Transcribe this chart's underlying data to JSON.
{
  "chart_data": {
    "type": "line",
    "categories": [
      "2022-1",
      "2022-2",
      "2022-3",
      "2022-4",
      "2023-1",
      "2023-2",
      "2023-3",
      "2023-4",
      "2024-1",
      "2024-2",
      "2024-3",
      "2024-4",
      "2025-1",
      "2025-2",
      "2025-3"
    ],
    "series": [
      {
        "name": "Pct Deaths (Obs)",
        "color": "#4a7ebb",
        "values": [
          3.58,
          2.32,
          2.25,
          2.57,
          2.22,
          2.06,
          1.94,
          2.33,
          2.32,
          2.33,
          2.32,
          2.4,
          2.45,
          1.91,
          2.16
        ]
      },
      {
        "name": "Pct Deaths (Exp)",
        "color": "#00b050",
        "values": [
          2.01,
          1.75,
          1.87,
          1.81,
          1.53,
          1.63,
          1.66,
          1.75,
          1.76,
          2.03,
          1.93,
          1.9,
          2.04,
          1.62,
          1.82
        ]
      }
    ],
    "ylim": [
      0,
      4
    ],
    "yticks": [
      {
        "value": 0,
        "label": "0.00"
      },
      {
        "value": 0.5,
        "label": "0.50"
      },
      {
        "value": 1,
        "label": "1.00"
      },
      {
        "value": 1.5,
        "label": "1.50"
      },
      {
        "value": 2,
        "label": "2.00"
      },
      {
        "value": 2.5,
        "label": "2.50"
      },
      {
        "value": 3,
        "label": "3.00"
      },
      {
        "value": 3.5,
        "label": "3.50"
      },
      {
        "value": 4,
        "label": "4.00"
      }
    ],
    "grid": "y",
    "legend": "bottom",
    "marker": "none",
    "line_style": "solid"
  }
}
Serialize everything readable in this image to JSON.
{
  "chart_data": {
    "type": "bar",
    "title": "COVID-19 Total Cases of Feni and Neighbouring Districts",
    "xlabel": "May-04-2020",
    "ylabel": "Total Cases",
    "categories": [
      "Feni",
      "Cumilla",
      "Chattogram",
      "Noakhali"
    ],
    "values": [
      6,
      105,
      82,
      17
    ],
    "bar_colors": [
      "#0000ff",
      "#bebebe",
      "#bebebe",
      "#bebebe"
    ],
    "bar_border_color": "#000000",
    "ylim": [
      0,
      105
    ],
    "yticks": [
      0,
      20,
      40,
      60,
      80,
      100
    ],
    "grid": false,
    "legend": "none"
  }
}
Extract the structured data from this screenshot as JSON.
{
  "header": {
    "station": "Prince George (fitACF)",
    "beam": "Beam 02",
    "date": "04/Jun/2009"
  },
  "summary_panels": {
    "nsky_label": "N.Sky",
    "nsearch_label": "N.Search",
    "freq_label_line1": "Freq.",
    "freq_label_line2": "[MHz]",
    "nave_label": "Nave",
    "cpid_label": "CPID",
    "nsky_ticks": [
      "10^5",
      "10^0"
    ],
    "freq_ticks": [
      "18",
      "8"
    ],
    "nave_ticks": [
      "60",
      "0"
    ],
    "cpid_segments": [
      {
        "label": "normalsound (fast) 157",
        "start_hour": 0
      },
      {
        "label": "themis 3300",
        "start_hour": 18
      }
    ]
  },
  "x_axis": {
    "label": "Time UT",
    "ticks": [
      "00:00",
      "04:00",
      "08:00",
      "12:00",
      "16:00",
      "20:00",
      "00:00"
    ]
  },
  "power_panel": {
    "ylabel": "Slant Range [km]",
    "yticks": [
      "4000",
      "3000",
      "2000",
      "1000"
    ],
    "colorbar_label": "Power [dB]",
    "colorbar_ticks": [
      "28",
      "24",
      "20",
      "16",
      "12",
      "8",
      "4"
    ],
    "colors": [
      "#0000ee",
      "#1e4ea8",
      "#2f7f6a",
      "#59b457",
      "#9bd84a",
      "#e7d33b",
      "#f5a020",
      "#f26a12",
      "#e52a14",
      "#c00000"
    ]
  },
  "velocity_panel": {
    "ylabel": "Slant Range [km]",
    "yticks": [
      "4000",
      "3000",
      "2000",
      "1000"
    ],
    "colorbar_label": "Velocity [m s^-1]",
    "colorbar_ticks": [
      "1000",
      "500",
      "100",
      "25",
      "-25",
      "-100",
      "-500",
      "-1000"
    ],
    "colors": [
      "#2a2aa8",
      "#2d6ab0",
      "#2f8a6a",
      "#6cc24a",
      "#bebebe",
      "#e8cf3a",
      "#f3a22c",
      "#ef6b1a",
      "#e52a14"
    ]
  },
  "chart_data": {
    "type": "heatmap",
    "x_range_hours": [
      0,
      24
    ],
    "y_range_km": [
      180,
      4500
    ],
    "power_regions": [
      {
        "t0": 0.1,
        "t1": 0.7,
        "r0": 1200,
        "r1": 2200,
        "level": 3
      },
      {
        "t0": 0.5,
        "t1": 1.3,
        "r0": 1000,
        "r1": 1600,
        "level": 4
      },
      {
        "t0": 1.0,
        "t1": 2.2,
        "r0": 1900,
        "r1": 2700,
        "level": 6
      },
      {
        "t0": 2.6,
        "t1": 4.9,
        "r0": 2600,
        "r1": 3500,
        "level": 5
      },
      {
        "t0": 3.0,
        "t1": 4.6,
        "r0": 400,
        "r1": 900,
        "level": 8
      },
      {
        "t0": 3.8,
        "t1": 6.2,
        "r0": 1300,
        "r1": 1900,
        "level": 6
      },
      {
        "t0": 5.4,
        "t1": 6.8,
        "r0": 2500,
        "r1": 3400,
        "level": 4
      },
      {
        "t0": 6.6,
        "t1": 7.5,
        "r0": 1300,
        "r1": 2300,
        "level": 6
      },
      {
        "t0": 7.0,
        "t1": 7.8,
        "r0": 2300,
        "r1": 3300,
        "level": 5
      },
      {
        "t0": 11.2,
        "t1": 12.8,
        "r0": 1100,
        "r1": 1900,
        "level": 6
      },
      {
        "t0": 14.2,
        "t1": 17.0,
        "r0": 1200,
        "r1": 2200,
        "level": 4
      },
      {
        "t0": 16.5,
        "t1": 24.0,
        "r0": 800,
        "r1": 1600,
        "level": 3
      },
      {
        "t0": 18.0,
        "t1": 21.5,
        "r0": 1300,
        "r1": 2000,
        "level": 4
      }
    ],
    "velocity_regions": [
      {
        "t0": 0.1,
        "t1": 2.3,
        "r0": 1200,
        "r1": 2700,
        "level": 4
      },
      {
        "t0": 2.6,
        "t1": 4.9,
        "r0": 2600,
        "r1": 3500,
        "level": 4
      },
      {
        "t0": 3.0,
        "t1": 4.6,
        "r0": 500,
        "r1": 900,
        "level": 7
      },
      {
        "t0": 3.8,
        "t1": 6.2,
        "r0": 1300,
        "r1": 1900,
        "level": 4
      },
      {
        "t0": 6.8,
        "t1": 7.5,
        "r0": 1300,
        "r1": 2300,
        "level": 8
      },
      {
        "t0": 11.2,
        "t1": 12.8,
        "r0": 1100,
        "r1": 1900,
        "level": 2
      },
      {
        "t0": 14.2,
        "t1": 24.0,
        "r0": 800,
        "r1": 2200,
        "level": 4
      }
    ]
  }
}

**TO BE DONE**
Copy out all lines that carry the word "JSON".

**THE RESPONSE**
Transcribe this chart's underlying data to JSON.
Serialize everything readable in this image to JSON.
Extract the structured data from this screenshot as JSON.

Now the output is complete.